Part of a data file

== == ==

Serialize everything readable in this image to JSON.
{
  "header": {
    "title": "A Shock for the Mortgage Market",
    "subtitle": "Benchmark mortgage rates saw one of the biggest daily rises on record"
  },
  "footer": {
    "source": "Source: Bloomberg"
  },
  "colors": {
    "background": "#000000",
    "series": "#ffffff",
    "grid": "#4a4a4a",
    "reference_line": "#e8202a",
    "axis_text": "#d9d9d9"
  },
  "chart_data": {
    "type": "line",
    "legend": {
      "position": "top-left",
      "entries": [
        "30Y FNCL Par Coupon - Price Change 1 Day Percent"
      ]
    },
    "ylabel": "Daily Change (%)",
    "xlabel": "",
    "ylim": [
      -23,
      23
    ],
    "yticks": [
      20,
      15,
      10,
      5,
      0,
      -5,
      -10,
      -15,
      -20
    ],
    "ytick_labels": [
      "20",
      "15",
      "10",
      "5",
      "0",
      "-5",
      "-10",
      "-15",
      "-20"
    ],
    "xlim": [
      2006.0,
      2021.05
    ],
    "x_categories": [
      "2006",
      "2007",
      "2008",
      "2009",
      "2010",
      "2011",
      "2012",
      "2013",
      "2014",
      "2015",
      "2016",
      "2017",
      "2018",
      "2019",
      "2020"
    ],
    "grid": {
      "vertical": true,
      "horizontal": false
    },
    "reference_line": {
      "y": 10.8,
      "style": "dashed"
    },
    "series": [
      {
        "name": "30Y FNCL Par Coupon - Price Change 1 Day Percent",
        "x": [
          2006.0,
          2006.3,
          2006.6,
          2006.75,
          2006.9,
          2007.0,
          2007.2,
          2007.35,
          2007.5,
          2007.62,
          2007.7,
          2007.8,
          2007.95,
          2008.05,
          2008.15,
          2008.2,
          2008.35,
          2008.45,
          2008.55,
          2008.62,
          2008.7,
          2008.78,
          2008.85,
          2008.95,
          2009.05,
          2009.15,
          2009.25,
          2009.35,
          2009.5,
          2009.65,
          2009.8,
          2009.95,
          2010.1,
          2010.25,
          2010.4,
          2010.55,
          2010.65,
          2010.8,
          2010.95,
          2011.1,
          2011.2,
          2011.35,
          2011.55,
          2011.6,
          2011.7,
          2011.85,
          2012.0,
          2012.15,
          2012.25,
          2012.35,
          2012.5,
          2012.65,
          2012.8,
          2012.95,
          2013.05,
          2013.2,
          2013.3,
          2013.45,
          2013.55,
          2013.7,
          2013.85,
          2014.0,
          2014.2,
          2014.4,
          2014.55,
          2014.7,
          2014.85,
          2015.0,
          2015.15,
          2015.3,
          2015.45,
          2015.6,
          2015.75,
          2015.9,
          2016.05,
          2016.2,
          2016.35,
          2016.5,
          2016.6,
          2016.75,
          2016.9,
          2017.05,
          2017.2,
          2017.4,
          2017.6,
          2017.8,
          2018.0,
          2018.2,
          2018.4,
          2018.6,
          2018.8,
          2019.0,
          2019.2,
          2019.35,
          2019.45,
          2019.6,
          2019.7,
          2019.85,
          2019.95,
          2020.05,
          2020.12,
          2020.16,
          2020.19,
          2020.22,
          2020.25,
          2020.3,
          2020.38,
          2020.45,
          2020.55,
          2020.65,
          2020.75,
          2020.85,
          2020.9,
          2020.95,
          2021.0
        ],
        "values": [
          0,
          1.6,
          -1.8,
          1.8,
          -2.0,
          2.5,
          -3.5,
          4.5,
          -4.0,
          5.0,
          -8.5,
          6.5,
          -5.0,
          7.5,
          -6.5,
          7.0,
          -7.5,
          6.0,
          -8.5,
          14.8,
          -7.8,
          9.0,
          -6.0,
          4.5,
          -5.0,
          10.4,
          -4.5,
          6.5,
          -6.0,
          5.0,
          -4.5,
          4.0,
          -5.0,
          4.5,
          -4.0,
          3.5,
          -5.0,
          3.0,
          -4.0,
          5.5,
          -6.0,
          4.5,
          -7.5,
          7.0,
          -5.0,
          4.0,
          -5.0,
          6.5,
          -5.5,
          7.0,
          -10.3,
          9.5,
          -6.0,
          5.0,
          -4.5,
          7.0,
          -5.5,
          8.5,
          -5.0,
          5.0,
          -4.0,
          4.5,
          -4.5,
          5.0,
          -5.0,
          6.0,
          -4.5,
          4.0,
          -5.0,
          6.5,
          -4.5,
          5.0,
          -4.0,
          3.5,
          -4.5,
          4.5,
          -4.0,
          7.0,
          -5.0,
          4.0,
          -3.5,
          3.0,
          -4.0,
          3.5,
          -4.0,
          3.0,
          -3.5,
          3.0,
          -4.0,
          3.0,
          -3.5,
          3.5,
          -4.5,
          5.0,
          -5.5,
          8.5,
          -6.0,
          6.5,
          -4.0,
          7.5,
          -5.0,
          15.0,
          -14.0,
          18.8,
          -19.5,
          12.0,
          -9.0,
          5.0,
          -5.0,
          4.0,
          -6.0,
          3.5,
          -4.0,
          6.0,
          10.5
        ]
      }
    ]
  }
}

== == ==

§ Task goal: How many lines of the listing above include the word "FNCL"? Reply with the number alone.

§ Answer for this exercise: 2